------ Dataset records

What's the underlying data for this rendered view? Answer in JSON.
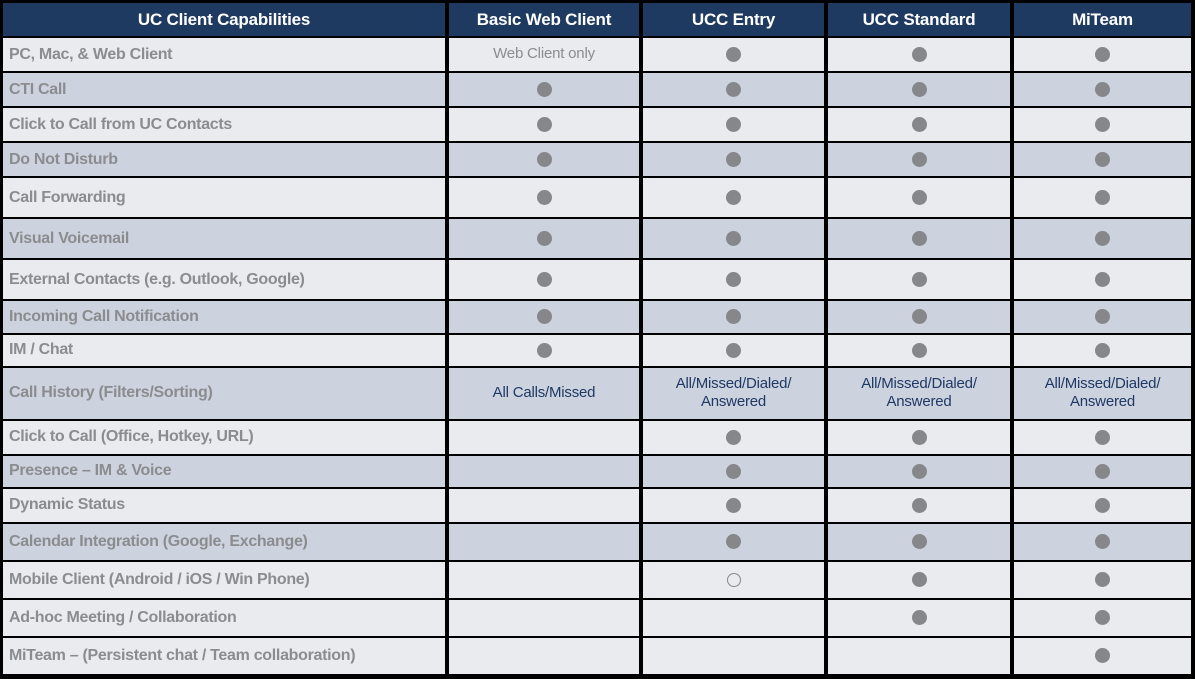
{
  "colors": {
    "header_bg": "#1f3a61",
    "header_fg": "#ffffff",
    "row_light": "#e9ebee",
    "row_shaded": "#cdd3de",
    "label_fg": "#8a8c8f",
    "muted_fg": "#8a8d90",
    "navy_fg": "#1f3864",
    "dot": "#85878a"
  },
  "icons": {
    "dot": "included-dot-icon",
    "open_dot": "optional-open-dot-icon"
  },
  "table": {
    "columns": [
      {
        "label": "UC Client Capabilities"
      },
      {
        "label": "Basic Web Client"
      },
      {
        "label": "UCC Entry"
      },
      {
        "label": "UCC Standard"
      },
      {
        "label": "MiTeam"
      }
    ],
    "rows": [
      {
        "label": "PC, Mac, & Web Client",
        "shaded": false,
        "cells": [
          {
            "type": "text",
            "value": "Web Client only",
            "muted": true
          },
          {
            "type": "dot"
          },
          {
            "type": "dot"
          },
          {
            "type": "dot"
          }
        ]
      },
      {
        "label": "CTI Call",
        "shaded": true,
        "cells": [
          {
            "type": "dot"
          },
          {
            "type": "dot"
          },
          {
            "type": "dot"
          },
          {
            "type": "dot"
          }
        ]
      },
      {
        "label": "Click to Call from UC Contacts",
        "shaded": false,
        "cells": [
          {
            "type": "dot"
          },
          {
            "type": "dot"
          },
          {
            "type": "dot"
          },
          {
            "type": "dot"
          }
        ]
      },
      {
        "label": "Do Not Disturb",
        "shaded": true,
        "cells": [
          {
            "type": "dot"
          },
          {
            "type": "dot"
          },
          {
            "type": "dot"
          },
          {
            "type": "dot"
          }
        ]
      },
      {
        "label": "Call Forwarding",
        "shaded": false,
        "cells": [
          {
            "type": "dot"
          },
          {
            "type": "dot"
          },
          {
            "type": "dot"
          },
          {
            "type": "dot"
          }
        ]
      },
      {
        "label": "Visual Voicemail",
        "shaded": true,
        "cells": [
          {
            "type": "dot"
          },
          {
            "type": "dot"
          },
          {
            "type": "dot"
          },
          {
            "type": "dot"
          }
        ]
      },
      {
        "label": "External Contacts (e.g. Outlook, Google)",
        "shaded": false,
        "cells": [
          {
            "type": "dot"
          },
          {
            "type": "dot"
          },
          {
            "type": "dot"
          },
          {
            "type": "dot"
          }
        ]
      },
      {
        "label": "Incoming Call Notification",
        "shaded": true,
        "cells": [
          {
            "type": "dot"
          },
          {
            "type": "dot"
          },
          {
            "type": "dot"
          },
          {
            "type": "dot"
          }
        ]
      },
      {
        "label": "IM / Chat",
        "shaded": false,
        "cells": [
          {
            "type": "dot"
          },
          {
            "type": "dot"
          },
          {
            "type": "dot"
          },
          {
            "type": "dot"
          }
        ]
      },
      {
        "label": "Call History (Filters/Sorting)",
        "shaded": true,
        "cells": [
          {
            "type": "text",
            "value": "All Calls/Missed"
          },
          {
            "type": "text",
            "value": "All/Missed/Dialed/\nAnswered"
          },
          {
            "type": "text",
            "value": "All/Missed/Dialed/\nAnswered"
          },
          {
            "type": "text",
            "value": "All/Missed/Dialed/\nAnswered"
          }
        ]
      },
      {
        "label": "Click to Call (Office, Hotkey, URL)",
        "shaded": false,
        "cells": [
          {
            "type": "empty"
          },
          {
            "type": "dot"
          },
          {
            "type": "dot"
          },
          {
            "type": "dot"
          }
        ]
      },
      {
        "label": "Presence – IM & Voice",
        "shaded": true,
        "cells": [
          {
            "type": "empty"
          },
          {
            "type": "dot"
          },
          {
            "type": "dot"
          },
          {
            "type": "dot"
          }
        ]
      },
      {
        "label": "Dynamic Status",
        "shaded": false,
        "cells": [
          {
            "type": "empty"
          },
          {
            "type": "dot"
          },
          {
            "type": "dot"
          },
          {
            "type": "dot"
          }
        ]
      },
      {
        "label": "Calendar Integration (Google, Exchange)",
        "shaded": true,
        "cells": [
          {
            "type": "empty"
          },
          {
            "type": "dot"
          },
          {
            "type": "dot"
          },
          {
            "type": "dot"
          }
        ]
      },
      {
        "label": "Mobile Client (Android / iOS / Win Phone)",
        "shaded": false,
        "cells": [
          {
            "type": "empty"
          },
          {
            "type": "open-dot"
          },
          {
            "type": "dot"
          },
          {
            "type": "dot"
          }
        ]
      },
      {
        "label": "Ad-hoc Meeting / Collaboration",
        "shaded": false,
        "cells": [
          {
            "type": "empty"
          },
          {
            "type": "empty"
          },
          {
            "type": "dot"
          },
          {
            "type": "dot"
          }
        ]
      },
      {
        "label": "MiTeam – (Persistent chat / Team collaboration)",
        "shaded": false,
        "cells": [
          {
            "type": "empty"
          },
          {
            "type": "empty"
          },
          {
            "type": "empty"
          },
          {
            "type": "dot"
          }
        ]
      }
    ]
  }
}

------------

Exercise task: From the records given above, reproduce all text exactly and exclude each picture.

Answer for the task:
What's the underlying data for this rendered view? Answer in JSON.
{
  "colors": {
    "header_bg": "#1f3a61",
    "header_fg": "#ffffff",
    "row_light": "#e9ebee",
    "row_shaded": "#cdd3de",
    "label_fg": "#8a8c8f",
    "muted_fg": "#8a8d90",
    "navy_fg": "#1f3864",
    "dot": "#85878a"
  },
  "icons": {
    "dot": "included-dot-icon",
    "open_dot": "optional-open-dot-icon"
  },
  "table": {
    "columns": [
      {
        "label": "UC Client Capabilities"
      },
      {
        "label": "Basic Web Client"
      },
      {
        "label": "UCC Entry"
      },
      {
        "label": "UCC Standard"
      },
      {
        "label": "MiTeam"
      }
    ],
    "rows": [
      {
        "label": "PC, Mac, & Web Client",
        "shaded": false,
        "cells": [
          {
            "type": "text",
            "value": "Web Client only",
            "muted": true
          },
          {
            "type": "dot"
          },
          {
            "type": "dot"
          },
          {
            "type": "dot"
          }
        ]
      },
      {
        "label": "CTI Call",
        "shaded": true,
        "cells": [
          {
            "type": "dot"
          },
          {
            "type": "dot"
          },
          {
            "type": "dot"
          },
          {
            "type": "dot"
          }
        ]
      },
      {
        "label": "Click to Call from UC Contacts",
        "shaded": false,
        "cells": [
          {
            "type": "dot"
          },
          {
            "type": "dot"
          },
          {
            "type": "dot"
          },
          {
            "type": "dot"
          }
        ]
      },
      {
        "label": "Do Not Disturb",
        "shaded": true,
        "cells": [
          {
            "type": "dot"
          },
          {
            "type": "dot"
          },
          {
            "type": "dot"
          },
          {
            "type": "dot"
          }
        ]
      },
      {
        "label": "Call Forwarding",
        "shaded": false,
        "cells": [
          {
            "type": "dot"
          },
          {
            "type": "dot"
          },
          {
            "type": "dot"
          },
          {
            "type": "dot"
          }
        ]
      },
      {
        "label": "Visual Voicemail",
        "shaded": true,
        "cells": [
          {
            "type": "dot"
          },
          {
            "type": "dot"
          },
          {
            "type": "dot"
          },
          {
            "type": "dot"
          }
        ]
      },
      {
        "label": "External Contacts (e.g. Outlook, Google)",
        "shaded": false,
        "cells": [
          {
            "type": "dot"
          },
          {
            "type": "dot"
          },
          {
            "type": "dot"
          },
          {
            "type": "dot"
          }
        ]
      },
      {
        "label": "Incoming Call Notification",
        "shaded": true,
        "cells": [
          {
            "type": "dot"
          },
          {
            "type": "dot"
          },
          {
            "type": "dot"
          },
          {
            "type": "dot"
          }
        ]
      },
      {
        "label": "IM / Chat",
        "shaded": false,
        "cells": [
          {
            "type": "dot"
          },
          {
            "type": "dot"
          },
          {
            "type": "dot"
          },
          {
            "type": "dot"
          }
        ]
      },
      {
        "label": "Call History (Filters/Sorting)",
        "shaded": true,
        "cells": [
          {
            "type": "text",
            "value": "All Calls/Missed"
          },
          {
            "type": "text",
            "value": "All/Missed/Dialed/\nAnswered"
          },
          {
            "type": "text",
            "value": "All/Missed/Dialed/\nAnswered"
          },
          {
            "type": "text",
            "value": "All/Missed/Dialed/\nAnswered"
          }
        ]
      },
      {
        "label": "Click to Call (Office, Hotkey, URL)",
        "shaded": false,
        "cells": [
          {
            "type": "empty"
          },
          {
            "type": "dot"
          },
          {
            "type": "dot"
          },
          {
            "type": "dot"
          }
        ]
      },
      {
        "label": "Presence – IM & Voice",
        "shaded": true,
        "cells": [
          {
            "type": "empty"
          },
          {
            "type": "dot"
          },
          {
            "type": "dot"
          },
          {
            "type": "dot"
          }
        ]
      },
      {
        "label": "Dynamic Status",
        "shaded": false,
        "cells": [
          {
            "type": "empty"
          },
          {
            "type": "dot"
          },
          {
            "type": "dot"
          },
          {
            "type": "dot"
          }
        ]
      },
      {
        "label": "Calendar Integration (Google, Exchange)",
        "shaded": true,
        "cells": [
          {
            "type": "empty"
          },
          {
            "type": "dot"
          },
          {
            "type": "dot"
          },
          {
            "type": "dot"
          }
        ]
      },
      {
        "label": "Mobile Client (Android / iOS / Win Phone)",
        "shaded": false,
        "cells": [
          {
            "type": "empty"
          },
          {
            "type": "open-dot"
          },
          {
            "type": "dot"
          },
          {
            "type": "dot"
          }
        ]
      },
      {
        "label": "Ad-hoc Meeting / Collaboration",
        "shaded": false,
        "cells": [
          {
            "type": "empty"
          },
          {
            "type": "empty"
          },
          {
            "type": "dot"
          },
          {
            "type": "dot"
          }
        ]
      },
      {
        "label": "MiTeam – (Persistent chat / Team collaboration)",
        "shaded": false,
        "cells": [
          {
            "type": "empty"
          },
          {
            "type": "empty"
          },
          {
            "type": "empty"
          },
          {
            "type": "dot"
          }
        ]
      }
    ]
  }
}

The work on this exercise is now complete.